Provide only the number of lines where "Centre" occurs.

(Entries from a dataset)
★ ★ ★ ★ ★

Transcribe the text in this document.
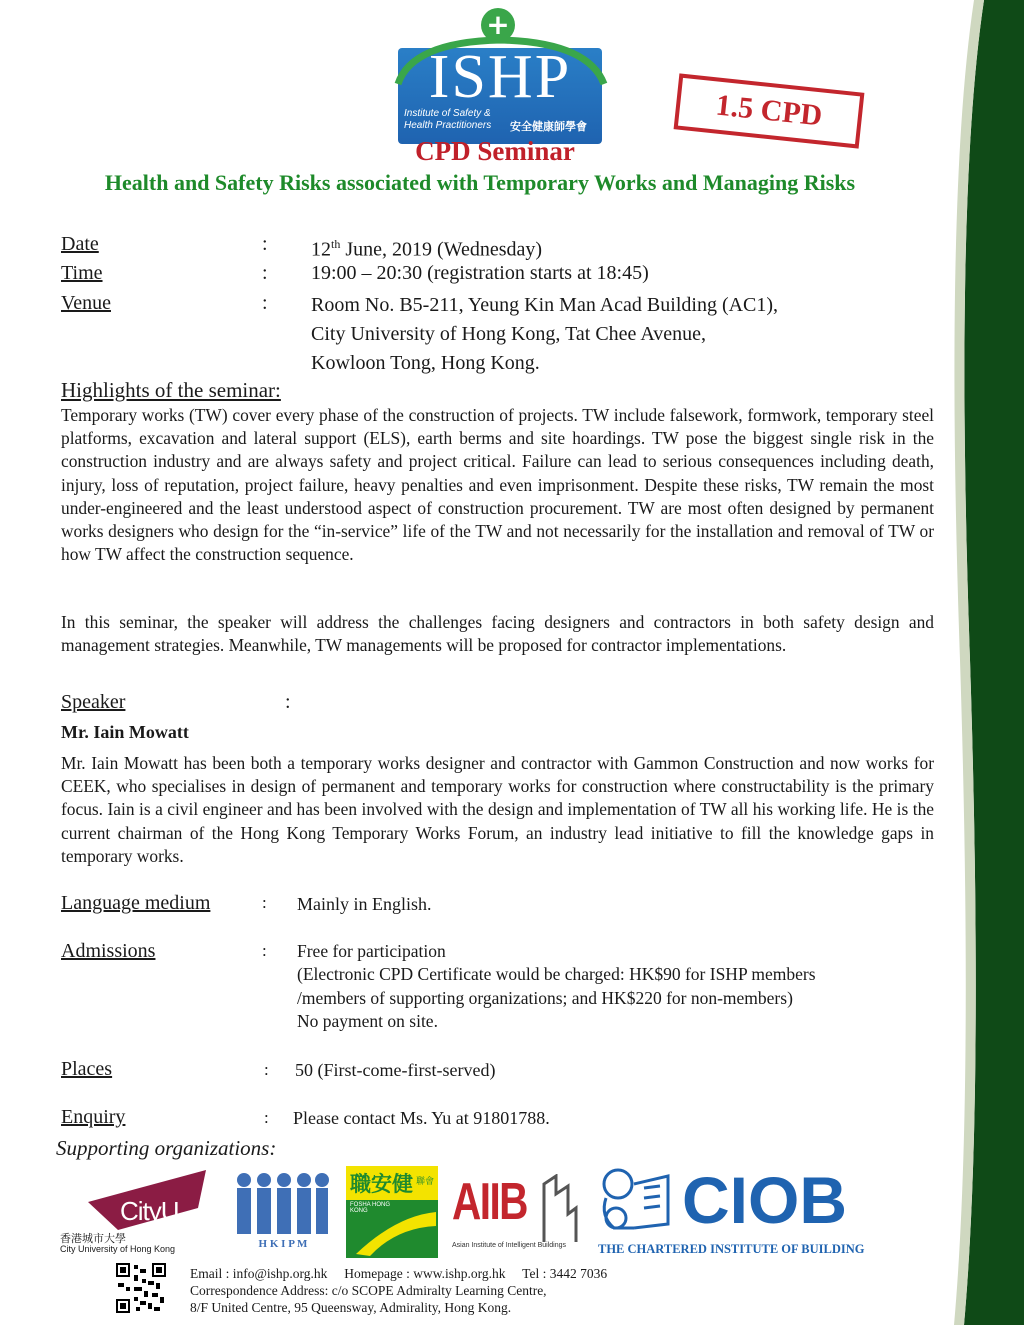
+
ISHP
Institute of Safety &
Health Practitioners	安全健康師學會	1.5 CPD
CPD Seminar
Health and Safety Risks associated with Temporary Works and Managing Risks
Date	: 12th June, 2019 (Wednesday)
Time	: 19:00 – 20:30 (registration starts at 18:45)
Venue	: Room No. B5-211, Yeung Kin Man Acad Building (AC1),
City University of Hong Kong, Tat Chee Avenue,
Kowloon Tong, Hong Kong.
Highlights of the seminar:
Temporary works (TW) cover every phase of the construction of projects. TW include falsework, formwork, temporary steel platforms, excavation and lateral support (ELS), earth berms and site hoardings. TW pose the biggest single risk in the construction industry and are always safety and project critical. Failure can lead to serious consequences including death, injury, loss of reputation, project failure, heavy penalties and even imprisonment. Despite these risks, TW remain the most under-engineered and the least understood aspect of construction procurement. TW are most often designed by permanent works designers who design for the “in-service” life of the TW and not necessarily for the installation and removal of TW or how TW affect the construction sequence.
In this seminar, the speaker will address the challenges facing designers and contractors in both safety design and management strategies. Meanwhile, TW managements will be proposed for contractor implementations.
Speaker	:
Mr. Iain Mowatt
Mr. Iain Mowatt has been both a temporary works designer and contractor with Gammon Construction and now works for CEEK, who specialises in design of permanent and temporary works for construction where constructability is the primary focus. Iain is a civil engineer and has been involved with the design and implementation of TW all his working life. He is the current chairman of the Hong Kong Temporary Works Forum, an industry lead initiative to fill the knowledge gaps in temporary works.
Language medium	: Mainly in English.
Admissions	: Free for participation
(Electronic CPD Certificate would be charged: HK$90 for ISHP members
/members of supporting organizations; and HK$220 for non-members)
No payment on site.
Places	: 50 (First-come-first-served)
Enquiry	: Please contact Ms. Yu at 91801788.
Supporting organizations:
CityU
香港城市大學
City University of Hong Kong	H K I P M
職安健 聯會
FOSHA HONG KONG	AIIB
Asian Institute of Intelligent Buildings
CIOB
THE CHARTERED INSTITUTE OF BUILDING
Email : info@ishp.org.hk     Homepage : www.ishp.org.hk     Tel : 3442 7036
Correspondence Address: c/o SCOPE Admiralty Learning Centre,
8/F United Centre, 95 Queensway, Admirality, Hong Kong.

★ ★ ★ ★ ★

### [ANSWER TO THE PROBLEM]
2